Entries provided:

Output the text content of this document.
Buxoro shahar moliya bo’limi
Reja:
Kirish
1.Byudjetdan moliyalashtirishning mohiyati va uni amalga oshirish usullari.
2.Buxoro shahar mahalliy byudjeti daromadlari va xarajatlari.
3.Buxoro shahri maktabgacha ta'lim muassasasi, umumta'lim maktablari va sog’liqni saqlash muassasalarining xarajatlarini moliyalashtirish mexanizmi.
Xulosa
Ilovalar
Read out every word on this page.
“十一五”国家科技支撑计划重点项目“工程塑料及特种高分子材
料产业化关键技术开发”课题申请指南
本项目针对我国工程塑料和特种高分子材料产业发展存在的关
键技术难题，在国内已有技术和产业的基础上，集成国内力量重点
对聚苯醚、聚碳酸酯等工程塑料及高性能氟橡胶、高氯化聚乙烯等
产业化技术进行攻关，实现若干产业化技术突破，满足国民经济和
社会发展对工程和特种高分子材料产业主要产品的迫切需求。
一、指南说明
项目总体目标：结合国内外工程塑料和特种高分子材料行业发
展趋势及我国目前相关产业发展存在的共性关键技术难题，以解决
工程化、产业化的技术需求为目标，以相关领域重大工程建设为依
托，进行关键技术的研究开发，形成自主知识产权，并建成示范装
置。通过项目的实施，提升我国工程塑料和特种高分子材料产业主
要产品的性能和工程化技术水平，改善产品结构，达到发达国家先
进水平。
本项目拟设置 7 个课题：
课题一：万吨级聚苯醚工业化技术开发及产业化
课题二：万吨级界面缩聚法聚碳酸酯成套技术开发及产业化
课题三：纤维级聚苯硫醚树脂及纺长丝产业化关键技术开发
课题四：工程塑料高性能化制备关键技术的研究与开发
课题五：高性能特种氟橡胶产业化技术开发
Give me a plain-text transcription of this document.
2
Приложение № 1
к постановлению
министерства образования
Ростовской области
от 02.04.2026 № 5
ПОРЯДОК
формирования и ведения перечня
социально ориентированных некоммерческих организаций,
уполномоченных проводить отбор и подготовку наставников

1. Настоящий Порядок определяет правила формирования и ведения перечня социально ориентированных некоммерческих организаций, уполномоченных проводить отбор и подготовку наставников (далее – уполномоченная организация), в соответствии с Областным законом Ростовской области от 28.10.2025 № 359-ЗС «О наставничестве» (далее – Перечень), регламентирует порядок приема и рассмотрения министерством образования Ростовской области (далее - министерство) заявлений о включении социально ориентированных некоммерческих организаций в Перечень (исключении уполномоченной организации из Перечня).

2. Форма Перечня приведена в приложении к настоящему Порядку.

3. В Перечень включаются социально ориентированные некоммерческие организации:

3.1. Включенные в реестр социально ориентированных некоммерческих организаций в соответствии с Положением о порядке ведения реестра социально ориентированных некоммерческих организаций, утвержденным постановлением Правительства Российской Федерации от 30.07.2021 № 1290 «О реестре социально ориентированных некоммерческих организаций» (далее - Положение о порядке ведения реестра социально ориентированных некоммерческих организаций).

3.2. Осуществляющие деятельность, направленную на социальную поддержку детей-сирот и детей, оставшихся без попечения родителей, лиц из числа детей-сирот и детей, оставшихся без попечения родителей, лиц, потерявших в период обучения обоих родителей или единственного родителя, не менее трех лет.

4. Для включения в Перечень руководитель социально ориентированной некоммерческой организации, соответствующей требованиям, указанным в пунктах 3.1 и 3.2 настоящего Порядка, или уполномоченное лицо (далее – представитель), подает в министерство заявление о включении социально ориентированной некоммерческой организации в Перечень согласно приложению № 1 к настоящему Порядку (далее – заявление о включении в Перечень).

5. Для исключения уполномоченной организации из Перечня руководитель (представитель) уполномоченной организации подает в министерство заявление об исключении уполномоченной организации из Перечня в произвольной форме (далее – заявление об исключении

Exercise task:
Look through the entries and find each line that has the string "уполномоченной". Copy those lines.

Task response:
1. Настоящий Порядок определяет правила формирования и ведения перечня социально ориентированных некоммерческих организаций, уполномоченных проводить отбор и подготовку наставников (далее – уполномоченная организация), в соответствии с Областным законом Ростовской области от 28.10.2025 № 359-ЗС «О наставничестве» (далее – Перечень), регламентирует порядок приема и рассмотрения министерством образования Ростовской области (далее - министерство) заявлений о включении социально ориентированных некоммерческих организаций в Перечень (исключении уполномоченной организации из Перечня).
5. Для исключения уполномоченной организации из Перечня руководитель (представитель) уполномоченной организации подает в министерство заявление об исключении уполномоченной организации из Перечня в произвольной форме (далее – заявление об исключении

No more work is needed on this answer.